== Data records ==
------------------------------------

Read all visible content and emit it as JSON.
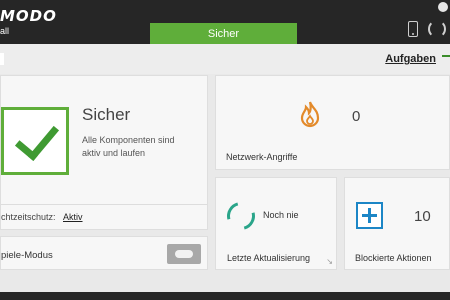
{
  "header": {
    "brand": "MODO",
    "brand_sub": "all",
    "tab_label": "Sicher",
    "icons": [
      "phone-icon",
      "sync-icon"
    ]
  },
  "subbar": {
    "aufgaben_label": "Aufgaben"
  },
  "main_status": {
    "title": "Sicher",
    "description": "Alle Komponenten sind aktiv und laufen",
    "realtime_label": "chtzeitschutz:",
    "realtime_value": "Aktiv"
  },
  "game_mode": {
    "label": "piele-Modus"
  },
  "network": {
    "count": "0",
    "label": "Netzwerk-Angriffe"
  },
  "update": {
    "status": "Noch nie",
    "label": "Letzte Aktualisierung"
  },
  "blocked": {
    "count": "10",
    "label": "Blockierte Aktionen"
  },
  "colors": {
    "accent_green": "#5fae3a",
    "header_bg": "#262626",
    "fire_orange": "#e38a2a",
    "update_teal": "#2aa58a",
    "plus_blue": "#1c86c6"
  }
}
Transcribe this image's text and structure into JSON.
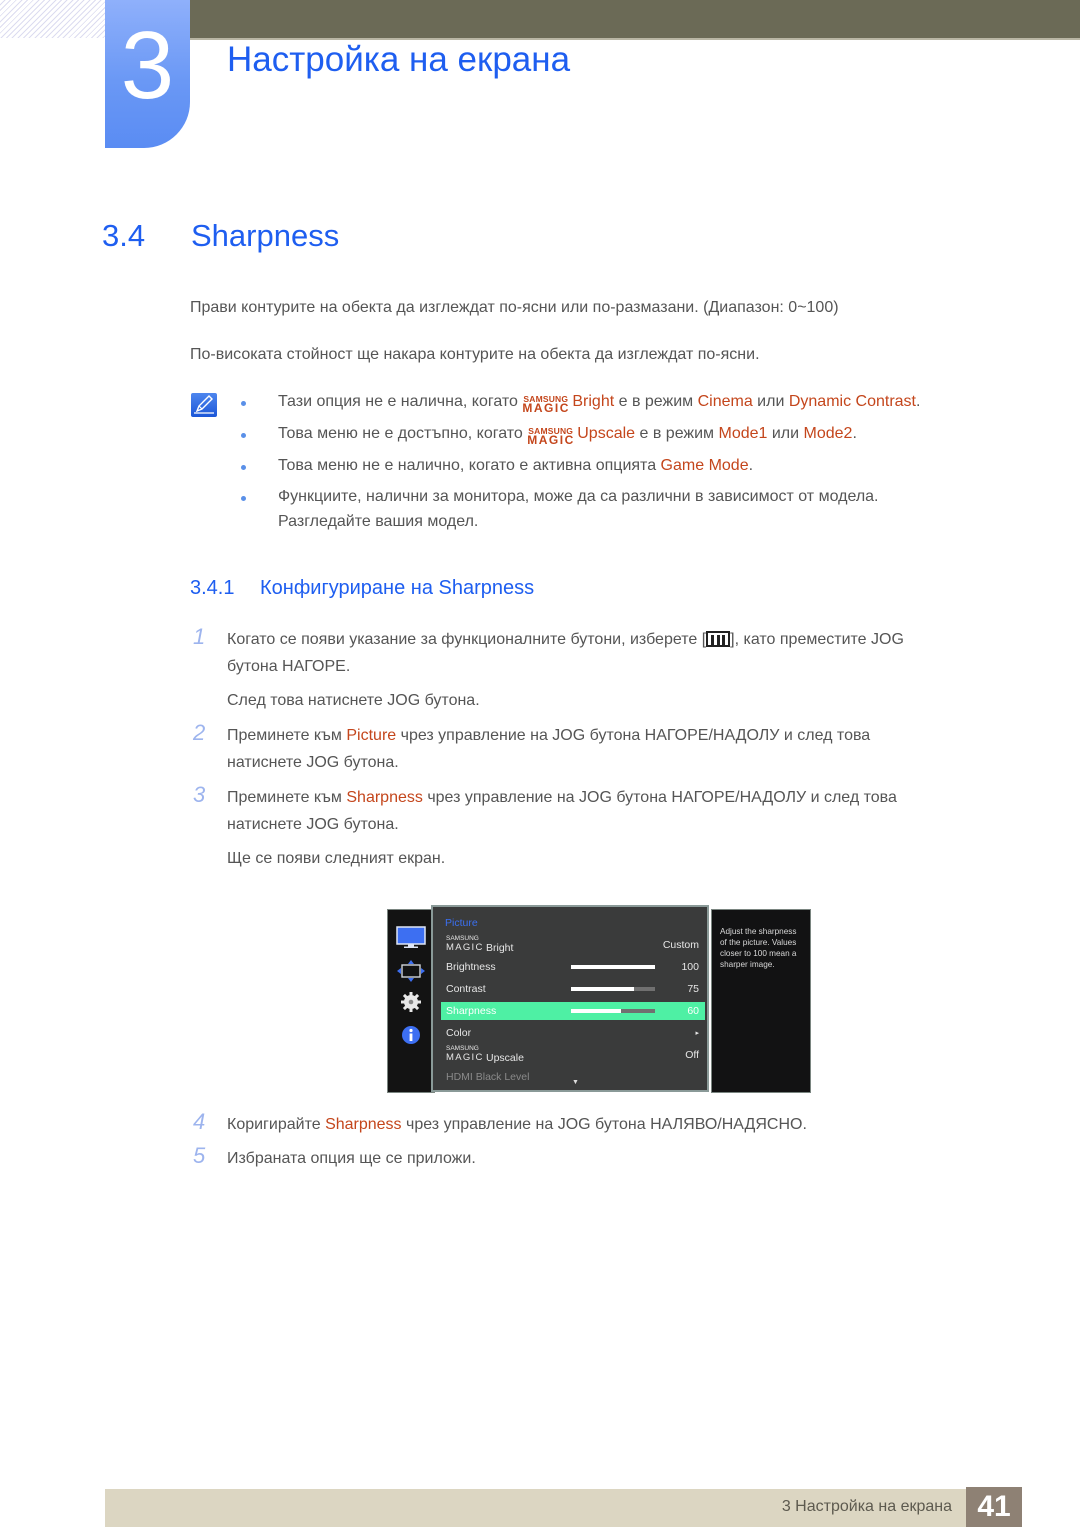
{
  "header": {
    "chapter_number": "3",
    "chapter_title": "Настройка на екрана"
  },
  "section": {
    "number": "3.4",
    "title": "Sharpness",
    "paragraphs": [
      "Прави контурите на обекта да изглеждат по-ясни или по-размазани. (Диапазон: 0~100)",
      "По-високата стойност ще накара контурите на обекта да изглеждат по-ясни."
    ]
  },
  "notes": {
    "icon": "note-pencil-icon",
    "magic_brand_top": "SAMSUNG",
    "magic_brand_bottom": "MAGIC",
    "items": [
      {
        "pre": "Тази опция не е налична, когато ",
        "magic": "Bright",
        "mid1": " е в режим ",
        "hl1": "Cinema",
        "mid2": " или ",
        "hl2": "Dynamic Contrast",
        "post": "."
      },
      {
        "pre": "Това меню не е достъпно, когато ",
        "magic": "Upscale",
        "mid1": " е в режим ",
        "hl1": "Mode1",
        "mid2": " или ",
        "hl2": "Mode2",
        "post": "."
      },
      {
        "pre": "Това меню не е налично, когато е активна опцията ",
        "hl1": "Game Mode",
        "post": "."
      },
      {
        "line1": "Функциите, налични за монитора, може да са различни в зависимост от модела.",
        "line2": "Разгледайте вашия модел."
      }
    ]
  },
  "subsection": {
    "number": "3.4.1",
    "title": "Конфигуриране на Sharpness"
  },
  "steps": [
    {
      "num": "1",
      "line1_pre": "Когато се появи указание за функционалните бутони, изберете [",
      "icon": "menu-icon",
      "line1_post": "], като преместите JOG",
      "line2": "бутона НАГОРЕ.",
      "extra": "След това натиснете JOG бутона."
    },
    {
      "num": "2",
      "pre": "Преминете към ",
      "hl": "Picture",
      "post": " чрез управление на JOG бутона НАГОРЕ/НАДОЛУ и след това",
      "line2": "натиснете JOG бутона."
    },
    {
      "num": "3",
      "pre": "Преминете към ",
      "hl": "Sharpness",
      "post": " чрез управление на JOG бутона НАГОРЕ/НАДОЛУ и след това",
      "line2": "натиснете JOG бутона.",
      "extra": "Ще се появи следният екран."
    },
    {
      "num": "4",
      "pre": "Коригирайте ",
      "hl": "Sharpness",
      "post": " чрез управление на JOG бутона НАЛЯВО/НАДЯСНО."
    },
    {
      "num": "5",
      "text": "Избраната опция ще се приложи."
    }
  ],
  "osd": {
    "side_icons": [
      "monitor-icon",
      "position-arrows-icon",
      "gear-icon",
      "info-icon"
    ],
    "category": "Picture",
    "magic_top": "SAMSUNG",
    "magic_bottom": "MAGIC",
    "rows": [
      {
        "label": "Bright",
        "magic": true,
        "value": "Custom"
      },
      {
        "label": "Brightness",
        "value": "100",
        "level": 100
      },
      {
        "label": "Contrast",
        "value": "75",
        "level": 75
      },
      {
        "label": "Sharpness",
        "value": "60",
        "level": 60,
        "selected": true
      },
      {
        "label": "Color",
        "value": "▸"
      },
      {
        "label": "Upscale",
        "magic": true,
        "value": "Off"
      },
      {
        "label": "HDMI Black Level",
        "dimmed": true
      }
    ],
    "more_indicator": "▼",
    "help_text": "Adjust the sharpness of the picture. Values closer to 100 mean a sharper image."
  },
  "footer": {
    "text": "3 Настройка на екрана",
    "page_number": "41"
  },
  "colors": {
    "heading_blue": "#1e5ef0",
    "highlight_orange": "#c4461c",
    "osd_selected": "#4ef0a4"
  }
}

------------------------------------

== Written exercise ==
Quote every entry exactly, with the pictures omitted.

== Task result ==
Read all visible content and emit it as JSON.
{
  "header": {
    "brand": "MODO",
    "brand_sub": "all",
    "tab_label": "Sicher",
    "icons": [
      "phone-icon",
      "sync-icon"
    ]
  },
  "subbar": {
    "aufgaben_label": "Aufgaben"
  },
  "main_status": {
    "title": "Sicher",
    "description": "Alle Komponenten sind aktiv und laufen",
    "realtime_label": "chtzeitschutz:",
    "realtime_value": "Aktiv"
  },
  "game_mode": {
    "label": "piele-Modus"
  },
  "network": {
    "count": "0",
    "label": "Netzwerk-Angriffe"
  },
  "update": {
    "status": "Noch nie",
    "label": "Letzte Aktualisierung"
  },
  "blocked": {
    "count": "10",
    "label": "Blockierte Aktionen"
  },
  "colors": {
    "accent_green": "#5fae3a",
    "header_bg": "#262626",
    "fire_orange": "#e38a2a",
    "update_teal": "#2aa58a",
    "plus_blue": "#1c86c6"
  }
}
Transcribe this image's text and structure into JSON.
{
  "header": {
    "chapter_number": "3",
    "chapter_title": "Настройка на екрана"
  },
  "section": {
    "number": "3.4",
    "title": "Sharpness",
    "paragraphs": [
      "Прави контурите на обекта да изглеждат по-ясни или по-размазани. (Диапазон: 0~100)",
      "По-високата стойност ще накара контурите на обекта да изглеждат по-ясни."
    ]
  },
  "notes": {
    "icon": "note-pencil-icon",
    "magic_brand_top": "SAMSUNG",
    "magic_brand_bottom": "MAGIC",
    "items": [
      {
        "pre": "Тази опция не е налична, когато ",
        "magic": "Bright",
        "mid1": " е в режим ",
        "hl1": "Cinema",
        "mid2": " или ",
        "hl2": "Dynamic Contrast",
        "post": "."
      },
      {
        "pre": "Това меню не е достъпно, когато ",
        "magic": "Upscale",
        "mid1": " е в режим ",
        "hl1": "Mode1",
        "mid2": " или ",
        "hl2": "Mode2",
        "post": "."
      },
      {
        "pre": "Това меню не е налично, когато е активна опцията ",
        "hl1": "Game Mode",
        "post": "."
      },
      {
        "line1": "Функциите, налични за монитора, може да са различни в зависимост от модела.",
        "line2": "Разгледайте вашия модел."
      }
    ]
  },
  "subsection": {
    "number": "3.4.1",
    "title": "Конфигуриране на Sharpness"
  },
  "steps": [
    {
      "num": "1",
      "line1_pre": "Когато се появи указание за функционалните бутони, изберете [",
      "icon": "menu-icon",
      "line1_post": "], като преместите JOG",
      "line2": "бутона НАГОРЕ.",
      "extra": "След това натиснете JOG бутона."
    },
    {
      "num": "2",
      "pre": "Преминете към ",
      "hl": "Picture",
      "post": " чрез управление на JOG бутона НАГОРЕ/НАДОЛУ и след това",
      "line2": "натиснете JOG бутона."
    },
    {
      "num": "3",
      "pre": "Преминете към ",
      "hl": "Sharpness",
      "post": " чрез управление на JOG бутона НАГОРЕ/НАДОЛУ и след това",
      "line2": "натиснете JOG бутона.",
      "extra": "Ще се появи следният екран."
    },
    {
      "num": "4",
      "pre": "Коригирайте ",
      "hl": "Sharpness",
      "post": " чрез управление на JOG бутона НАЛЯВО/НАДЯСНО."
    },
    {
      "num": "5",
      "text": "Избраната опция ще се приложи."
    }
  ],
  "osd": {
    "side_icons": [
      "monitor-icon",
      "position-arrows-icon",
      "gear-icon",
      "info-icon"
    ],
    "category": "Picture",
    "magic_top": "SAMSUNG",
    "magic_bottom": "MAGIC",
    "rows": [
      {
        "label": "Bright",
        "magic": true,
        "value": "Custom"
      },
      {
        "label": "Brightness",
        "value": "100",
        "level": 100
      },
      {
        "label": "Contrast",
        "value": "75",
        "level": 75
      },
      {
        "label": "Sharpness",
        "value": "60",
        "level": 60,
        "selected": true
      },
      {
        "label": "Color",
        "value": "▸"
      },
      {
        "label": "Upscale",
        "magic": true,
        "value": "Off"
      },
      {
        "label": "HDMI Black Level",
        "dimmed": true
      }
    ],
    "more_indicator": "▼",
    "help_text": "Adjust the sharpness of the picture. Values closer to 100 mean a sharper image."
  },
  "footer": {
    "text": "3 Настройка на екрана",
    "page_number": "41"
  },
  "colors": {
    "heading_blue": "#1e5ef0",
    "highlight_orange": "#c4461c",
    "osd_selected": "#4ef0a4"
  }
}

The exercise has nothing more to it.